* START Extracted records *

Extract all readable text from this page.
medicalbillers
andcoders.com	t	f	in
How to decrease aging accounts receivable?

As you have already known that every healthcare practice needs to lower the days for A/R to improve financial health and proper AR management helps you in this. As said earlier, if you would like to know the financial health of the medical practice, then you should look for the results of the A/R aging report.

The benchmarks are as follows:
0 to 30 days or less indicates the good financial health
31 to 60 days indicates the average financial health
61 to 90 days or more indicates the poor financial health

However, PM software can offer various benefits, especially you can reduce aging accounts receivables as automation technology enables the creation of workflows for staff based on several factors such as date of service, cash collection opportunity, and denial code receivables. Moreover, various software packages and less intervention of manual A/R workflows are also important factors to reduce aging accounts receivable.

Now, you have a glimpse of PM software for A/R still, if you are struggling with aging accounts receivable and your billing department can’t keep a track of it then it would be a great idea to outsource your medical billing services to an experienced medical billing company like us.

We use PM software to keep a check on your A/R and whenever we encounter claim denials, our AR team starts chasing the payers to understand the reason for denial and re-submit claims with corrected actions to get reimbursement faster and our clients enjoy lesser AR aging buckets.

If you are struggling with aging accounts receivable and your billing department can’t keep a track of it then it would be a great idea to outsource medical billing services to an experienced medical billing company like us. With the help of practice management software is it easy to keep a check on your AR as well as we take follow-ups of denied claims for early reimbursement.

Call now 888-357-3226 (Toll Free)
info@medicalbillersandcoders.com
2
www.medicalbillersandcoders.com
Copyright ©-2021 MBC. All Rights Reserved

* END Extracted records *

**Exercise description**
Retype all of the material, keeping each line exact.

**Correct response**
Extract all readable text from this page.
medicalbillers
andcoders.com	t	f	in
How to decrease aging accounts receivable?

As you have already known that every healthcare practice needs to lower the days for A/R to improve financial health and proper AR management helps you in this. As said earlier, if you would like to know the financial health of the medical practice, then you should look for the results of the A/R aging report.

The benchmarks are as follows:
0 to 30 days or less indicates the good financial health
31 to 60 days indicates the average financial health
61 to 90 days or more indicates the poor financial health

However, PM software can offer various benefits, especially you can reduce aging accounts receivables as automation technology enables the creation of workflows for staff based on several factors such as date of service, cash collection opportunity, and denial code receivables. Moreover, various software packages and less intervention of manual A/R workflows are also important factors to reduce aging accounts receivable.

Now, you have a glimpse of PM software for A/R still, if you are struggling with aging accounts receivable and your billing department can’t keep a track of it then it would be a great idea to outsource your medical billing services to an experienced medical billing company like us.

We use PM software to keep a check on your A/R and whenever we encounter claim denials, our AR team starts chasing the payers to understand the reason for denial and re-submit claims with corrected actions to get reimbursement faster and our clients enjoy lesser AR aging buckets.

If you are struggling with aging accounts receivable and your billing department can’t keep a track of it then it would be a great idea to outsource medical billing services to an experienced medical billing company like us. With the help of practice management software is it easy to keep a check on your AR as well as we take follow-ups of denied claims for early reimbursement.

Call now 888-357-3226 (Toll Free)
info@medicalbillersandcoders.com
2
www.medicalbillersandcoders.com
Copyright ©-2021 MBC. All Rights Reserved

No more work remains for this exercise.